Annotated region listings
+-------+
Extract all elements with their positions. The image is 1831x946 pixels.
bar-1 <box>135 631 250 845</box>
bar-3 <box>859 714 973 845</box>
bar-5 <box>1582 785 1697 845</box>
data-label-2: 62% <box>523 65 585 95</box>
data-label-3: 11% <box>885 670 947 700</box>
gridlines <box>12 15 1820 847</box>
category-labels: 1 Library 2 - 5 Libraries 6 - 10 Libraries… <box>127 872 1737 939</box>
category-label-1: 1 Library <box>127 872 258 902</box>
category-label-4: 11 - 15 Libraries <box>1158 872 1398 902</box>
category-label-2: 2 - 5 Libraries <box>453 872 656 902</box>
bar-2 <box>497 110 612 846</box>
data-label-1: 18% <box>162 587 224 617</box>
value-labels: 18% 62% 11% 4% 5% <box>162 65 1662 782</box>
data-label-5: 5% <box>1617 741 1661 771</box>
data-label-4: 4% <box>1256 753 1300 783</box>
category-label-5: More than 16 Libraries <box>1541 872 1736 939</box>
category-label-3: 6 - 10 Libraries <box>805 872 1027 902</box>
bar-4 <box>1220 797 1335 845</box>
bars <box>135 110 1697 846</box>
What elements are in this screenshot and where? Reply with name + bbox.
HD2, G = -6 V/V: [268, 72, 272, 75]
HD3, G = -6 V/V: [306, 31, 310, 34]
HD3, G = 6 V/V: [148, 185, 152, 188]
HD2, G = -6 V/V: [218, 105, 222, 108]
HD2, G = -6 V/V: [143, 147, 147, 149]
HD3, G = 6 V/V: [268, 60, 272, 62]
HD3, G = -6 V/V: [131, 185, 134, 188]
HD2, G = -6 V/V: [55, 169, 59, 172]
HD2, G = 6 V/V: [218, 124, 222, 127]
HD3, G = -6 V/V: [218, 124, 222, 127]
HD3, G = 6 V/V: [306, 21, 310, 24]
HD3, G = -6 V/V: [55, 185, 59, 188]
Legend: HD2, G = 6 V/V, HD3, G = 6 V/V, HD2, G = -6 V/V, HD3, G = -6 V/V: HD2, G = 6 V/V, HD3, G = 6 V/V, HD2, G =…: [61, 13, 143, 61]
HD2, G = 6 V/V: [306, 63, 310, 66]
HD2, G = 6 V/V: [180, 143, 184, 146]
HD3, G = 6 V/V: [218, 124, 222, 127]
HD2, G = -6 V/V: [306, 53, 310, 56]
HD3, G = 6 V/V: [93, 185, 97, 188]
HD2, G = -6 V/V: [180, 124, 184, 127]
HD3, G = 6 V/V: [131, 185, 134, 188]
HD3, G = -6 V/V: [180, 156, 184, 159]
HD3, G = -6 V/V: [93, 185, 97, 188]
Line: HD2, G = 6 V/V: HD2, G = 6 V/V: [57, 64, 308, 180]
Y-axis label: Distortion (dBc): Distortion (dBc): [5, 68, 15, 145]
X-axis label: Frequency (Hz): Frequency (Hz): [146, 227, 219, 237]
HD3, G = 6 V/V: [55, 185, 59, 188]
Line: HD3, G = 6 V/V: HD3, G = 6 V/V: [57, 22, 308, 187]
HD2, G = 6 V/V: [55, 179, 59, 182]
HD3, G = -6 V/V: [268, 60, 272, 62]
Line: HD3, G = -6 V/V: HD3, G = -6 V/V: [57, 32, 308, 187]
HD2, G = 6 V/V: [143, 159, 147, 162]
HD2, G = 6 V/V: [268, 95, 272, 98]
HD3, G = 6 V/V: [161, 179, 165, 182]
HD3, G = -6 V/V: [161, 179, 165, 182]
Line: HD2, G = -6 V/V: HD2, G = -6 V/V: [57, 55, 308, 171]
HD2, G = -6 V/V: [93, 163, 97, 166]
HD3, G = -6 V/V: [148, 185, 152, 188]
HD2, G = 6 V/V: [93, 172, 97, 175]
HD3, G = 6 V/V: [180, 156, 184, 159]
+-------+
WORK TO BE COMPLETED =>
Copy every line of the listing above exactly, without changing anything.

TASK OUTPUT =>
Extract all elements with their positions. The image is 1831x946 pixels.
bar-1 <box>135 631 250 845</box>
bar-3 <box>859 714 973 845</box>
bar-5 <box>1582 785 1697 845</box>
data-label-2: 62% <box>523 65 585 95</box>
data-label-3: 11% <box>885 670 947 700</box>
gridlines <box>12 15 1820 847</box>
category-labels: 1 Library 2 - 5 Libraries 6 - 10 Libraries… <box>127 872 1737 939</box>
category-label-1: 1 Library <box>127 872 258 902</box>
category-label-4: 11 - 15 Libraries <box>1158 872 1398 902</box>
category-label-2: 2 - 5 Libraries <box>453 872 656 902</box>
bar-2 <box>497 110 612 846</box>
data-label-1: 18% <box>162 587 224 617</box>
value-labels: 18% 62% 11% 4% 5% <box>162 65 1662 782</box>
data-label-5: 5% <box>1617 741 1661 771</box>
data-label-4: 4% <box>1256 753 1300 783</box>
category-label-5: More than 16 Libraries <box>1541 872 1736 939</box>
category-label-3: 6 - 10 Libraries <box>805 872 1027 902</box>
bar-4 <box>1220 797 1335 845</box>
bars <box>135 110 1697 846</box>
What elements are in this screenshot and where? Reply with name + bbox.
HD2, G = -6 V/V: [268, 72, 272, 75]
HD3, G = -6 V/V: [306, 31, 310, 34]
HD3, G = 6 V/V: [148, 185, 152, 188]
HD2, G = -6 V/V: [218, 105, 222, 108]
HD2, G = -6 V/V: [143, 147, 147, 149]
HD3, G = 6 V/V: [268, 60, 272, 62]
HD3, G = -6 V/V: [131, 185, 134, 188]
HD2, G = -6 V/V: [55, 169, 59, 172]
HD2, G = 6 V/V: [218, 124, 222, 127]
HD3, G = -6 V/V: [218, 124, 222, 127]
HD3, G = 6 V/V: [306, 21, 310, 24]
HD3, G = -6 V/V: [55, 185, 59, 188]
Legend: HD2, G = 6 V/V, HD3, G = 6 V/V, HD2, G = -6 V/V, HD3, G = -6 V/V: HD2, G = 6 V/V, HD3, G = 6 V/V, HD2, G =…: [61, 13, 143, 61]
HD2, G = 6 V/V: [306, 63, 310, 66]
HD2, G = 6 V/V: [180, 143, 184, 146]
HD3, G = 6 V/V: [218, 124, 222, 127]
HD2, G = -6 V/V: [306, 53, 310, 56]
HD3, G = 6 V/V: [93, 185, 97, 188]
HD2, G = -6 V/V: [180, 124, 184, 127]
HD3, G = 6 V/V: [131, 185, 134, 188]
HD3, G = -6 V/V: [180, 156, 184, 159]
HD3, G = -6 V/V: [93, 185, 97, 188]
Line: HD2, G = 6 V/V: HD2, G = 6 V/V: [57, 64, 308, 180]
Y-axis label: Distortion (dBc): Distortion (dBc): [5, 68, 15, 145]
X-axis label: Frequency (Hz): Frequency (Hz): [146, 227, 219, 237]
HD3, G = 6 V/V: [55, 185, 59, 188]
Line: HD3, G = 6 V/V: HD3, G = 6 V/V: [57, 22, 308, 187]
HD2, G = 6 V/V: [55, 179, 59, 182]
HD3, G = -6 V/V: [268, 60, 272, 62]
Line: HD3, G = -6 V/V: HD3, G = -6 V/V: [57, 32, 308, 187]
HD2, G = 6 V/V: [143, 159, 147, 162]
HD2, G = 6 V/V: [268, 95, 272, 98]
HD3, G = 6 V/V: [161, 179, 165, 182]
HD3, G = -6 V/V: [161, 179, 165, 182]
Line: HD2, G = -6 V/V: HD2, G = -6 V/V: [57, 55, 308, 171]
HD2, G = -6 V/V: [93, 163, 97, 166]
HD3, G = -6 V/V: [148, 185, 152, 188]
HD2, G = 6 V/V: [93, 172, 97, 175]
HD3, G = 6 V/V: [180, 156, 184, 159]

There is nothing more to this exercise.